⟨

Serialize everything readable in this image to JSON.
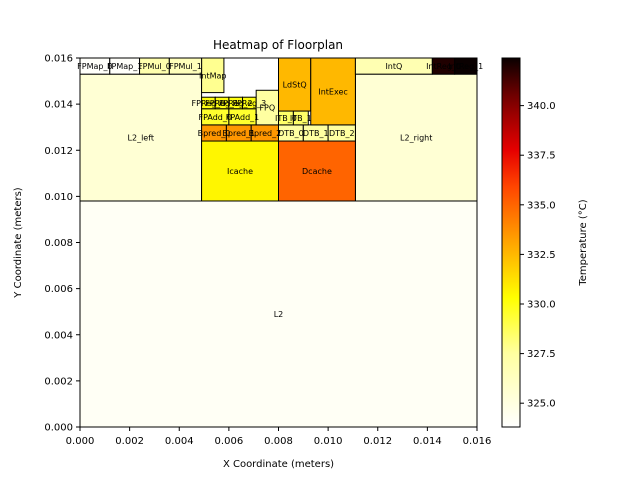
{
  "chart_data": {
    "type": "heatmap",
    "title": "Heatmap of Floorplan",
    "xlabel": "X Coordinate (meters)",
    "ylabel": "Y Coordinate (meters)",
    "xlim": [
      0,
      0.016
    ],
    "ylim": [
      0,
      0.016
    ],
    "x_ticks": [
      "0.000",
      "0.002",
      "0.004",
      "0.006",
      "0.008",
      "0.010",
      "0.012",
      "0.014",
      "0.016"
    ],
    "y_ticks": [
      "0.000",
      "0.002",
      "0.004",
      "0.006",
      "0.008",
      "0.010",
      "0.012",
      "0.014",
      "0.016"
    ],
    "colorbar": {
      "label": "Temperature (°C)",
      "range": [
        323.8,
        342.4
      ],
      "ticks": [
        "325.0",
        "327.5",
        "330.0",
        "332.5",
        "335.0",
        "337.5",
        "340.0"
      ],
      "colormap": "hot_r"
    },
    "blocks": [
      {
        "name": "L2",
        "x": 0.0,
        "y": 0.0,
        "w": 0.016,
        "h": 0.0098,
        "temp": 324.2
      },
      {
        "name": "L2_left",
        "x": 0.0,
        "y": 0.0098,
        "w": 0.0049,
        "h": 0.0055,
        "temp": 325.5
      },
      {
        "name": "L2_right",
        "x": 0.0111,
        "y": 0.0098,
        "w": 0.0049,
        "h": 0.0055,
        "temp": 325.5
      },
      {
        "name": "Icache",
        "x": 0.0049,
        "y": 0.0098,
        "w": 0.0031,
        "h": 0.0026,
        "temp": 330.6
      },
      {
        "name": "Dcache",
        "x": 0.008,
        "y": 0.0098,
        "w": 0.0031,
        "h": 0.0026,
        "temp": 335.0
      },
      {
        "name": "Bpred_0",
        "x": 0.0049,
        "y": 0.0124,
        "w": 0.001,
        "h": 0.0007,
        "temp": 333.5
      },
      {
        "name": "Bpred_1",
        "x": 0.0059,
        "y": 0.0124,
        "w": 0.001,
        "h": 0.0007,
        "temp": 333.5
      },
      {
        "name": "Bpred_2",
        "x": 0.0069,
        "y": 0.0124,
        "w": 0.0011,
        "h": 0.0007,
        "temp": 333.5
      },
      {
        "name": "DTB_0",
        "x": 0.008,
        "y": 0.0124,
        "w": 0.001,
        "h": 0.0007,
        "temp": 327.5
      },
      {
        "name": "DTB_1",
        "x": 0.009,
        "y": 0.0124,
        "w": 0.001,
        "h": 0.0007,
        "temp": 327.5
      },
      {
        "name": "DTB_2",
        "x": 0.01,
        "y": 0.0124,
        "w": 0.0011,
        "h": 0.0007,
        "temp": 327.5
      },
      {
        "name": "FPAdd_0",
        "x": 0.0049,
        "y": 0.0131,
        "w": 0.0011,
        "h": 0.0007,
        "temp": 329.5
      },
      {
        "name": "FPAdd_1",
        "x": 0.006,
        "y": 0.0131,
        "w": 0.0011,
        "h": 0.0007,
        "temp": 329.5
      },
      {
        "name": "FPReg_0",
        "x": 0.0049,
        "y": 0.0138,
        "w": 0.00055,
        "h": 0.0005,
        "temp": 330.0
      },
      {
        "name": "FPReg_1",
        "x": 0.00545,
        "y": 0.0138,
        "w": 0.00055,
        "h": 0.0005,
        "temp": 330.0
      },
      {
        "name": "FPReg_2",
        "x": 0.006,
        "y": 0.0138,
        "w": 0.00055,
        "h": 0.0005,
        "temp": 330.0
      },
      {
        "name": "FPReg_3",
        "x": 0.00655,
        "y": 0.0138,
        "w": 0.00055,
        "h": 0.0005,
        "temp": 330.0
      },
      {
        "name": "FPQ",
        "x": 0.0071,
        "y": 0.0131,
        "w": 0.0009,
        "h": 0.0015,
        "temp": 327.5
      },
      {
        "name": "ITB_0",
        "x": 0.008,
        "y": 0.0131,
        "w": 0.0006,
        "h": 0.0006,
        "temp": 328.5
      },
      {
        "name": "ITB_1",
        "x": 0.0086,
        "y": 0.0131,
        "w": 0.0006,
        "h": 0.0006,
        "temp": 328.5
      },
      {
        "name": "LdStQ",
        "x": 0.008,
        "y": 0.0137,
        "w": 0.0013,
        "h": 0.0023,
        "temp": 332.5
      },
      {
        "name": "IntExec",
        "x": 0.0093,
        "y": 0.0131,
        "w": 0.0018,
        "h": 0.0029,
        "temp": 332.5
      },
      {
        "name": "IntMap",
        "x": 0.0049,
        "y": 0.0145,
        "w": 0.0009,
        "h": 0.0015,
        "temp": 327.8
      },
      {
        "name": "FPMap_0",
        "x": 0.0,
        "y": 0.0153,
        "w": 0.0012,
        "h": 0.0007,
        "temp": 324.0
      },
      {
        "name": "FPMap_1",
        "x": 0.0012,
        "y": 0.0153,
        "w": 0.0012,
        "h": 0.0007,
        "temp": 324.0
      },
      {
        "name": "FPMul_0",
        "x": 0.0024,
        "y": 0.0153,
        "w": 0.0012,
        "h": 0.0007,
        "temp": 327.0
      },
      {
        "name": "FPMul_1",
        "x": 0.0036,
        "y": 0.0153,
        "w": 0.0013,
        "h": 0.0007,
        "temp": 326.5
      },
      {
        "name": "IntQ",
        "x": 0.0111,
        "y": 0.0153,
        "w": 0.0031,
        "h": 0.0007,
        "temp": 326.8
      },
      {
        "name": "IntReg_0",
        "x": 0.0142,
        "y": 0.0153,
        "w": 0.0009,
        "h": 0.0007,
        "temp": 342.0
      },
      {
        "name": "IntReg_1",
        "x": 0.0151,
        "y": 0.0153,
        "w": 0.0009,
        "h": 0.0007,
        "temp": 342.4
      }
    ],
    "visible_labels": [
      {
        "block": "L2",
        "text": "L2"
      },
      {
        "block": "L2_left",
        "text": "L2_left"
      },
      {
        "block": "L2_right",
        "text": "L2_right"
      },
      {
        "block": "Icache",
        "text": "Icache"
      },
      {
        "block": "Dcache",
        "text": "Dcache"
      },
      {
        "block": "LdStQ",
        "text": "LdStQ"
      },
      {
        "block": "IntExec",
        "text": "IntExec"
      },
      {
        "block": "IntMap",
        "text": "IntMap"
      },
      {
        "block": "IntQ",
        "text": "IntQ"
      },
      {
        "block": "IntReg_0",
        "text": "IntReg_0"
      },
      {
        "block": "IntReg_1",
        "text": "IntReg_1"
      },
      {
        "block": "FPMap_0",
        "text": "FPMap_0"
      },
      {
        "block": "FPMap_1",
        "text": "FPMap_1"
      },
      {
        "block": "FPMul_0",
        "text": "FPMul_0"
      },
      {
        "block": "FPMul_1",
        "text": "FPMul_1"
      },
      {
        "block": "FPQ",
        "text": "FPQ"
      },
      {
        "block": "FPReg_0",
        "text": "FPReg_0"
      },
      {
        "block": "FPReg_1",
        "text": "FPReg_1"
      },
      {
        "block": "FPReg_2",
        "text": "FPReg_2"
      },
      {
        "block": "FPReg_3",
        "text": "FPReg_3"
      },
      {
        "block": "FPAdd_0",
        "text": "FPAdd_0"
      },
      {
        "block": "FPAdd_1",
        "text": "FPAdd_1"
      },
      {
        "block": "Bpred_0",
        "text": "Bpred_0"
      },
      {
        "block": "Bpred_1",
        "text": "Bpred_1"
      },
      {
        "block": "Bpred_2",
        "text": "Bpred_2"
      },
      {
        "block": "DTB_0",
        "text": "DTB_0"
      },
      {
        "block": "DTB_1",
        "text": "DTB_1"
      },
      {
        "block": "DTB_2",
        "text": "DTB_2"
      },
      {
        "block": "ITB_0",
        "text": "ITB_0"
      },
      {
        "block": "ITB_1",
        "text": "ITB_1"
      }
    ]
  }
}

⟩

§ Goal
State the number of lines in the data that include the string "IntExec", and add nothing else.

§ The solution
3